:: What this task involves ::
Locate each line containing the string "Error" and copy it out.

:: Dataset rows about figures ::
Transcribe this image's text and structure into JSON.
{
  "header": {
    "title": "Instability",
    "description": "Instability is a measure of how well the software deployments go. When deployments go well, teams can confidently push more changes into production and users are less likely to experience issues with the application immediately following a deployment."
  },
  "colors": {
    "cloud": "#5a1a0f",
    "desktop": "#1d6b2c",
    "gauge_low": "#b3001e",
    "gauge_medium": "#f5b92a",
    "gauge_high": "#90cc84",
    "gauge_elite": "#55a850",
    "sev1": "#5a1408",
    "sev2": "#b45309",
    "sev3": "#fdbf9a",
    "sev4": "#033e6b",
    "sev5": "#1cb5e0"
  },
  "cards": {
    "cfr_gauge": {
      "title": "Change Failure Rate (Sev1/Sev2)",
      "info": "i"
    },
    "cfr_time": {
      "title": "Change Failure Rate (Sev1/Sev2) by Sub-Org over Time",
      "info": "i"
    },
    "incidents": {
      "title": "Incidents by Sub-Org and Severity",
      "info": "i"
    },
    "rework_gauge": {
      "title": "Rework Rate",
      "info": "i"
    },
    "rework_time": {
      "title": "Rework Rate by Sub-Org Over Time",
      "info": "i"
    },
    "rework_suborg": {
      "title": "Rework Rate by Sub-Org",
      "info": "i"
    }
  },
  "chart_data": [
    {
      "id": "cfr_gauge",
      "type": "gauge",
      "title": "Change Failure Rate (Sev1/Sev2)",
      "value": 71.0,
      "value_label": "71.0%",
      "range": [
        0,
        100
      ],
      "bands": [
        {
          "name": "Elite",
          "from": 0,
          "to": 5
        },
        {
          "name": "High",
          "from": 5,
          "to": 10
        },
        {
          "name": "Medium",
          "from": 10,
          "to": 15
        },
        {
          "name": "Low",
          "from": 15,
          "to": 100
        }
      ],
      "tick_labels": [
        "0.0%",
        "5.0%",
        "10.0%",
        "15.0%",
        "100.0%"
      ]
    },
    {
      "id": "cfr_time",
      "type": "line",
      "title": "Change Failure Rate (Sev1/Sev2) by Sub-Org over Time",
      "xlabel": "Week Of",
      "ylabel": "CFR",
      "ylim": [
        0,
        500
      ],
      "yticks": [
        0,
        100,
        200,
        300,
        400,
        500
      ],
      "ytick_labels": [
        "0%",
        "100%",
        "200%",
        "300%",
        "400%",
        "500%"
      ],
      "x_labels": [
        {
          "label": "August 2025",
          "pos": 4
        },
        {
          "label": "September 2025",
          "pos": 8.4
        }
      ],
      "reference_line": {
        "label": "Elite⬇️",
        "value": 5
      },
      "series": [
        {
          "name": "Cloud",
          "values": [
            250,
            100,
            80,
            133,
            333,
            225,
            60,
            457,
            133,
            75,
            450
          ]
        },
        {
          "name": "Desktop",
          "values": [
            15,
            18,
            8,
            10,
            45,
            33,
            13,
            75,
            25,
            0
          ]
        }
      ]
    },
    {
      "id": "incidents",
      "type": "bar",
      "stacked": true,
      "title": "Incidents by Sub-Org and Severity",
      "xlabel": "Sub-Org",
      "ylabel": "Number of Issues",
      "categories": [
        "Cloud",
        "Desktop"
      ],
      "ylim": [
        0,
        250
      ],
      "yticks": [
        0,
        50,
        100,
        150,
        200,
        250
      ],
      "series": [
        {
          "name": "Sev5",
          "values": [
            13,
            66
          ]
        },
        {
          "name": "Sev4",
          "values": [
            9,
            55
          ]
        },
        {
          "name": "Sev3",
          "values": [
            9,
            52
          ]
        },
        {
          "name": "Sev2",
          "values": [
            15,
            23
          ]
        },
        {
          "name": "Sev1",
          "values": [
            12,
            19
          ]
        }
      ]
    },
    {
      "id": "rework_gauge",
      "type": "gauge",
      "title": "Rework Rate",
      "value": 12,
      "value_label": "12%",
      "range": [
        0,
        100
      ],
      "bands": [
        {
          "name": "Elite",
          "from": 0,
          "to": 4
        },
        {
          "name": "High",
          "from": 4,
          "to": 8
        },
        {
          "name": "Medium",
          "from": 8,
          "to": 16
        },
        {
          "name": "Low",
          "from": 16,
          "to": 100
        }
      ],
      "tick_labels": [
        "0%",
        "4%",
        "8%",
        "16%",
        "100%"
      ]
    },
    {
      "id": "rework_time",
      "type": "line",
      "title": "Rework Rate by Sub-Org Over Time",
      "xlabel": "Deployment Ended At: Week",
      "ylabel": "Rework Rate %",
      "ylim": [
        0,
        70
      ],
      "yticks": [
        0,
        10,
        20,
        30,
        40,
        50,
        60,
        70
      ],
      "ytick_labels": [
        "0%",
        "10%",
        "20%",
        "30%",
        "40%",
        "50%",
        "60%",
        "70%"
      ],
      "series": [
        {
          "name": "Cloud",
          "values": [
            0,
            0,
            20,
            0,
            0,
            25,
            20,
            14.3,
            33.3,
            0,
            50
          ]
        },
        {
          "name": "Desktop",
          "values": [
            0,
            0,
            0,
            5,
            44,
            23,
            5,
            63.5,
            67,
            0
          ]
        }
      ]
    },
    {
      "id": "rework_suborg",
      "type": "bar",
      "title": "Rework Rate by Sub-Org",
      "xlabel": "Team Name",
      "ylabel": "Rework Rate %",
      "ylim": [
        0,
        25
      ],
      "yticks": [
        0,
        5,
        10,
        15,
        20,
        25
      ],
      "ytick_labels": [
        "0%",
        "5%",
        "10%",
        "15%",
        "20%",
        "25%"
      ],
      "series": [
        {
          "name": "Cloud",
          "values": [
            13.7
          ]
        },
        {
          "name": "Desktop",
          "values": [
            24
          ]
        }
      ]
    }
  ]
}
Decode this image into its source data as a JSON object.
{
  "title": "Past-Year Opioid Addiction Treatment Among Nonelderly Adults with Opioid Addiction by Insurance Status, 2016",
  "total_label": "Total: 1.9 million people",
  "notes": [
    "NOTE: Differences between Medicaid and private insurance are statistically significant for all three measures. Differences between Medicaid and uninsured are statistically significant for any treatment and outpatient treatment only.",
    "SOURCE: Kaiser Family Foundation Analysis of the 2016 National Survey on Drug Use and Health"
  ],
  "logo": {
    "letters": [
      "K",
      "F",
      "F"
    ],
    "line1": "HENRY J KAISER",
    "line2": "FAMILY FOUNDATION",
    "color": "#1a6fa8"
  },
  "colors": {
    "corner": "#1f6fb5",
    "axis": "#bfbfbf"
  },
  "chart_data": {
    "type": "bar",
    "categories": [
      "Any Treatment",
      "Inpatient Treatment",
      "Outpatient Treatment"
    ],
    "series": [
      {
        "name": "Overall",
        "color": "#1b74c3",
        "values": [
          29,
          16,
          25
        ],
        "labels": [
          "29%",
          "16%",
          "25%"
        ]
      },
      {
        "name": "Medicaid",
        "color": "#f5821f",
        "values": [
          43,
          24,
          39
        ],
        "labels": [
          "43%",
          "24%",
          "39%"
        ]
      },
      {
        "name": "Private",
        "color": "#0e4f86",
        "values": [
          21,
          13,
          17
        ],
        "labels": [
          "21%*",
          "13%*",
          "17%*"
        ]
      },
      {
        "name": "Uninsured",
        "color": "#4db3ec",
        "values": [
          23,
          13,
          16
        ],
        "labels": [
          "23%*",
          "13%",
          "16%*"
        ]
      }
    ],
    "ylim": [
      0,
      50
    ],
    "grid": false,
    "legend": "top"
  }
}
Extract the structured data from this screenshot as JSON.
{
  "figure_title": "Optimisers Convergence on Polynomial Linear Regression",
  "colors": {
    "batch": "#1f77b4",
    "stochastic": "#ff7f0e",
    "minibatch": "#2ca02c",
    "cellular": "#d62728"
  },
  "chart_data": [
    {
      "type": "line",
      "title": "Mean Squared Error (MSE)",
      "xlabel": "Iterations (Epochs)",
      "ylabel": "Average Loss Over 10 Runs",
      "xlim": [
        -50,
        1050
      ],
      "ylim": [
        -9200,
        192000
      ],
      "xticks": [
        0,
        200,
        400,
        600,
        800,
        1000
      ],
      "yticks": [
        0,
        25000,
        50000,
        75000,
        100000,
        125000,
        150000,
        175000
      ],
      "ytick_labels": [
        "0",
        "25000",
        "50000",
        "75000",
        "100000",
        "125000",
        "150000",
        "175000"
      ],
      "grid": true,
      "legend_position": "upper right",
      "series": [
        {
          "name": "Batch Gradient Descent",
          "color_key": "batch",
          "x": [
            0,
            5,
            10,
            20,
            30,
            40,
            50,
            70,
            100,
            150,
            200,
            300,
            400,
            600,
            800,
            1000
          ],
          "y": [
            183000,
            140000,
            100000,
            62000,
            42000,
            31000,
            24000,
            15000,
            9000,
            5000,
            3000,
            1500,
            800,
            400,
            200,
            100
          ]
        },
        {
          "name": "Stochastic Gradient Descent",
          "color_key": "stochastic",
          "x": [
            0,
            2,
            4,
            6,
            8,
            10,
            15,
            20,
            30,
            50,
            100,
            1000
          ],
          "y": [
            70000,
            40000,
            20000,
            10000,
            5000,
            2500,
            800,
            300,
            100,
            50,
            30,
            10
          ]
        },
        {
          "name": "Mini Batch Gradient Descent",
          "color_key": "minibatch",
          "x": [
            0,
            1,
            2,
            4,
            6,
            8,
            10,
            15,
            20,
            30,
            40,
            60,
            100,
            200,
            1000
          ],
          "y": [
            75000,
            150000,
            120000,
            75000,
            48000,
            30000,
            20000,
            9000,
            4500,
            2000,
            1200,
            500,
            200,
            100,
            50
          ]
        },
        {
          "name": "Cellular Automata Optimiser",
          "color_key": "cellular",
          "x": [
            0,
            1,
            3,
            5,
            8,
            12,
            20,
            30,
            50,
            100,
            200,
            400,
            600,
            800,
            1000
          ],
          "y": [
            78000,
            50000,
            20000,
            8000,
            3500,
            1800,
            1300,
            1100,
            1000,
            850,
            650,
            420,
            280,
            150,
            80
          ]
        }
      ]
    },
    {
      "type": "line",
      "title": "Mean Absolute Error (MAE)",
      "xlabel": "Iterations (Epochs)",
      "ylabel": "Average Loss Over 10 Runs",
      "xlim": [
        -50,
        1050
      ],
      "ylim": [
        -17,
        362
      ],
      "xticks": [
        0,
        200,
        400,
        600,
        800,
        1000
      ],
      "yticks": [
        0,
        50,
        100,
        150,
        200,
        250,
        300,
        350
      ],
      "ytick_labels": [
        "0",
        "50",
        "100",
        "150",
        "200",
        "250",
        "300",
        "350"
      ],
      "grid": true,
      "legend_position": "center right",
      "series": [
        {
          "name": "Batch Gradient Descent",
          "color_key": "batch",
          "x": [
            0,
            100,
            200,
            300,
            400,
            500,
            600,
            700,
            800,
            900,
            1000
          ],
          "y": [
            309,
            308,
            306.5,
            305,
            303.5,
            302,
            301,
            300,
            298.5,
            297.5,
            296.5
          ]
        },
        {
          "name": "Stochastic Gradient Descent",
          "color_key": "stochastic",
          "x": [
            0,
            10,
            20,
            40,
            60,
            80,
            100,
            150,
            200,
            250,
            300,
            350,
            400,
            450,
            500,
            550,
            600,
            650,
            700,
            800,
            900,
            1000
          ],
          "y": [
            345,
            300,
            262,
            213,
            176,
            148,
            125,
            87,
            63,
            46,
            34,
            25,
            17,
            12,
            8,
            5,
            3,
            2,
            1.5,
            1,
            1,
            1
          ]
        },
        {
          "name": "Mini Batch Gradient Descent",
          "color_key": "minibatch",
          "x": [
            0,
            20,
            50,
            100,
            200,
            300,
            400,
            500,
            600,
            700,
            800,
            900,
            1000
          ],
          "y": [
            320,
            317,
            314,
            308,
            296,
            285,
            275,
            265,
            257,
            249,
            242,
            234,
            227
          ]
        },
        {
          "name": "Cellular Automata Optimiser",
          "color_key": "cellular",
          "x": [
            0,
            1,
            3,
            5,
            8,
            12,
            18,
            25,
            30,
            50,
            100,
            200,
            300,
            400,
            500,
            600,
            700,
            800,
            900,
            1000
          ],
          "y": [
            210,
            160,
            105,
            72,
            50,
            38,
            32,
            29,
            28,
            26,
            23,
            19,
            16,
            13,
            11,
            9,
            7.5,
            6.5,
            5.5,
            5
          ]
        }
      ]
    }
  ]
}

:: Problem solution ::
      "title": "Mean Squared Error (MSE)",
      "title": "Mean Absolute Error (MAE)",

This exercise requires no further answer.